Records that describe figures:
start
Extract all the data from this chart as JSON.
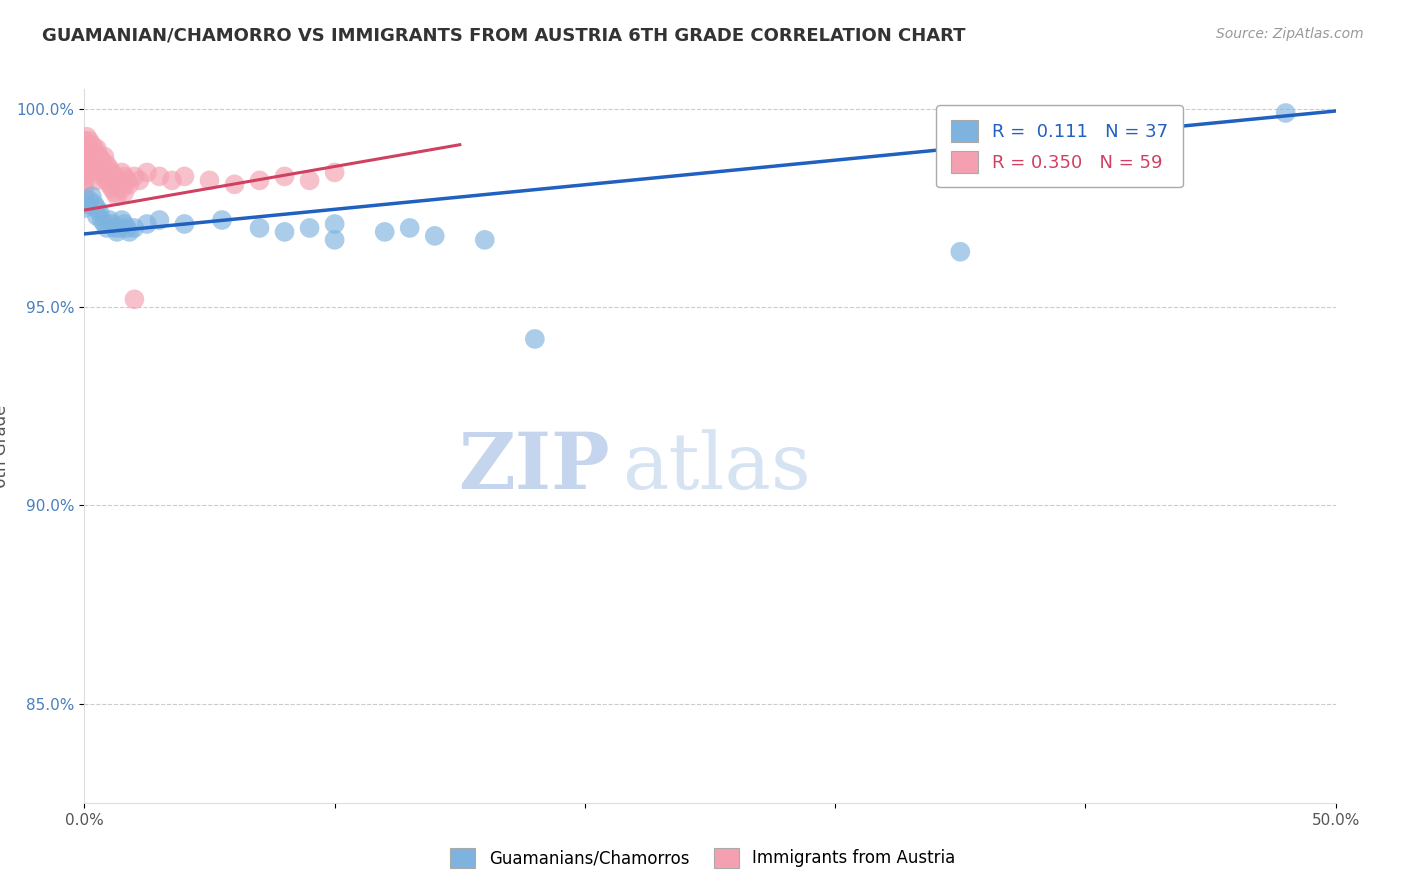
{
  "title": "GUAMANIAN/CHAMORRO VS IMMIGRANTS FROM AUSTRIA 6TH GRADE CORRELATION CHART",
  "source": "Source: ZipAtlas.com",
  "ylabel": "6th Grade",
  "xlim": [
    0.0,
    0.5
  ],
  "ylim": [
    0.825,
    1.005
  ],
  "xticks": [
    0.0,
    0.1,
    0.2,
    0.3,
    0.4,
    0.5
  ],
  "xticklabels": [
    "0.0%",
    "",
    "",
    "",
    "",
    "50.0%"
  ],
  "yticks": [
    0.85,
    0.9,
    0.95,
    1.0
  ],
  "yticklabels": [
    "85.0%",
    "90.0%",
    "95.0%",
    "100.0%"
  ],
  "R_blue": 0.111,
  "N_blue": 37,
  "R_pink": 0.35,
  "N_pink": 59,
  "blue_color": "#7eb3e0",
  "pink_color": "#f4a0b0",
  "blue_line_color": "#2060c0",
  "pink_line_color": "#d04060",
  "watermark": "ZIPatlas",
  "watermark_color": "#c8daf0",
  "legend_label_blue": "Guamanians/Chamorros",
  "legend_label_pink": "Immigrants from Austria",
  "blue_x": [
    0.0,
    0.001,
    0.002,
    0.003,
    0.004,
    0.005,
    0.005,
    0.006,
    0.007,
    0.008,
    0.009,
    0.01,
    0.011,
    0.012,
    0.013,
    0.014,
    0.015,
    0.016,
    0.017,
    0.018,
    0.02,
    0.025,
    0.03,
    0.04,
    0.055,
    0.07,
    0.08,
    0.09,
    0.1,
    0.12,
    0.13,
    0.1,
    0.14,
    0.16,
    0.18,
    0.48,
    0.35
  ],
  "blue_y": [
    0.975,
    0.976,
    0.977,
    0.978,
    0.976,
    0.975,
    0.973,
    0.974,
    0.972,
    0.971,
    0.97,
    0.972,
    0.971,
    0.97,
    0.969,
    0.97,
    0.972,
    0.971,
    0.97,
    0.969,
    0.97,
    0.971,
    0.972,
    0.971,
    0.972,
    0.97,
    0.969,
    0.97,
    0.971,
    0.969,
    0.97,
    0.967,
    0.968,
    0.967,
    0.942,
    0.999,
    0.964
  ],
  "pink_x": [
    0.0,
    0.0,
    0.0,
    0.0,
    0.0,
    0.0,
    0.0,
    0.0,
    0.0,
    0.0,
    0.001,
    0.001,
    0.001,
    0.002,
    0.002,
    0.002,
    0.003,
    0.003,
    0.004,
    0.004,
    0.005,
    0.005,
    0.005,
    0.006,
    0.006,
    0.007,
    0.007,
    0.008,
    0.008,
    0.009,
    0.009,
    0.01,
    0.01,
    0.011,
    0.011,
    0.012,
    0.012,
    0.013,
    0.013,
    0.014,
    0.015,
    0.015,
    0.016,
    0.016,
    0.017,
    0.018,
    0.02,
    0.022,
    0.025,
    0.03,
    0.035,
    0.04,
    0.05,
    0.06,
    0.07,
    0.08,
    0.09,
    0.02,
    0.1
  ],
  "pink_y": [
    0.992,
    0.99,
    0.988,
    0.986,
    0.984,
    0.983,
    0.981,
    0.98,
    0.978,
    0.976,
    0.993,
    0.991,
    0.989,
    0.992,
    0.988,
    0.985,
    0.991,
    0.987,
    0.99,
    0.986,
    0.99,
    0.985,
    0.982,
    0.988,
    0.984,
    0.987,
    0.983,
    0.988,
    0.984,
    0.986,
    0.982,
    0.985,
    0.981,
    0.984,
    0.98,
    0.983,
    0.979,
    0.982,
    0.978,
    0.981,
    0.984,
    0.98,
    0.983,
    0.979,
    0.982,
    0.981,
    0.983,
    0.982,
    0.984,
    0.983,
    0.982,
    0.983,
    0.982,
    0.981,
    0.982,
    0.983,
    0.982,
    0.952,
    0.984
  ],
  "blue_trendline_x": [
    0.0,
    0.5
  ],
  "blue_trendline_y": [
    0.9685,
    0.9995
  ],
  "pink_trendline_x": [
    0.0,
    0.1
  ],
  "pink_trendline_y": [
    0.975,
    0.991
  ]
}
end
■ WHAT YOU WILL DO ■
Would you mind returning each entry above word for word, skipping the images?

■ TASK RESULT ■
Extract all the data from this chart as JSON.
{
  "title": "GUAMANIAN/CHAMORRO VS IMMIGRANTS FROM AUSTRIA 6TH GRADE CORRELATION CHART",
  "source": "Source: ZipAtlas.com",
  "ylabel": "6th Grade",
  "xlim": [
    0.0,
    0.5
  ],
  "ylim": [
    0.825,
    1.005
  ],
  "xticks": [
    0.0,
    0.1,
    0.2,
    0.3,
    0.4,
    0.5
  ],
  "xticklabels": [
    "0.0%",
    "",
    "",
    "",
    "",
    "50.0%"
  ],
  "yticks": [
    0.85,
    0.9,
    0.95,
    1.0
  ],
  "yticklabels": [
    "85.0%",
    "90.0%",
    "95.0%",
    "100.0%"
  ],
  "R_blue": 0.111,
  "N_blue": 37,
  "R_pink": 0.35,
  "N_pink": 59,
  "blue_color": "#7eb3e0",
  "pink_color": "#f4a0b0",
  "blue_line_color": "#2060c0",
  "pink_line_color": "#d04060",
  "watermark": "ZIPatlas",
  "watermark_color": "#c8daf0",
  "legend_label_blue": "Guamanians/Chamorros",
  "legend_label_pink": "Immigrants from Austria",
  "blue_x": [
    0.0,
    0.001,
    0.002,
    0.003,
    0.004,
    0.005,
    0.005,
    0.006,
    0.007,
    0.008,
    0.009,
    0.01,
    0.011,
    0.012,
    0.013,
    0.014,
    0.015,
    0.016,
    0.017,
    0.018,
    0.02,
    0.025,
    0.03,
    0.04,
    0.055,
    0.07,
    0.08,
    0.09,
    0.1,
    0.12,
    0.13,
    0.1,
    0.14,
    0.16,
    0.18,
    0.48,
    0.35
  ],
  "blue_y": [
    0.975,
    0.976,
    0.977,
    0.978,
    0.976,
    0.975,
    0.973,
    0.974,
    0.972,
    0.971,
    0.97,
    0.972,
    0.971,
    0.97,
    0.969,
    0.97,
    0.972,
    0.971,
    0.97,
    0.969,
    0.97,
    0.971,
    0.972,
    0.971,
    0.972,
    0.97,
    0.969,
    0.97,
    0.971,
    0.969,
    0.97,
    0.967,
    0.968,
    0.967,
    0.942,
    0.999,
    0.964
  ],
  "pink_x": [
    0.0,
    0.0,
    0.0,
    0.0,
    0.0,
    0.0,
    0.0,
    0.0,
    0.0,
    0.0,
    0.001,
    0.001,
    0.001,
    0.002,
    0.002,
    0.002,
    0.003,
    0.003,
    0.004,
    0.004,
    0.005,
    0.005,
    0.005,
    0.006,
    0.006,
    0.007,
    0.007,
    0.008,
    0.008,
    0.009,
    0.009,
    0.01,
    0.01,
    0.011,
    0.011,
    0.012,
    0.012,
    0.013,
    0.013,
    0.014,
    0.015,
    0.015,
    0.016,
    0.016,
    0.017,
    0.018,
    0.02,
    0.022,
    0.025,
    0.03,
    0.035,
    0.04,
    0.05,
    0.06,
    0.07,
    0.08,
    0.09,
    0.02,
    0.1
  ],
  "pink_y": [
    0.992,
    0.99,
    0.988,
    0.986,
    0.984,
    0.983,
    0.981,
    0.98,
    0.978,
    0.976,
    0.993,
    0.991,
    0.989,
    0.992,
    0.988,
    0.985,
    0.991,
    0.987,
    0.99,
    0.986,
    0.99,
    0.985,
    0.982,
    0.988,
    0.984,
    0.987,
    0.983,
    0.988,
    0.984,
    0.986,
    0.982,
    0.985,
    0.981,
    0.984,
    0.98,
    0.983,
    0.979,
    0.982,
    0.978,
    0.981,
    0.984,
    0.98,
    0.983,
    0.979,
    0.982,
    0.981,
    0.983,
    0.982,
    0.984,
    0.983,
    0.982,
    0.983,
    0.982,
    0.981,
    0.982,
    0.983,
    0.982,
    0.952,
    0.984
  ],
  "blue_trendline_x": [
    0.0,
    0.5
  ],
  "blue_trendline_y": [
    0.9685,
    0.9995
  ],
  "pink_trendline_x": [
    0.0,
    0.1
  ],
  "pink_trendline_y": [
    0.975,
    0.991
  ]
}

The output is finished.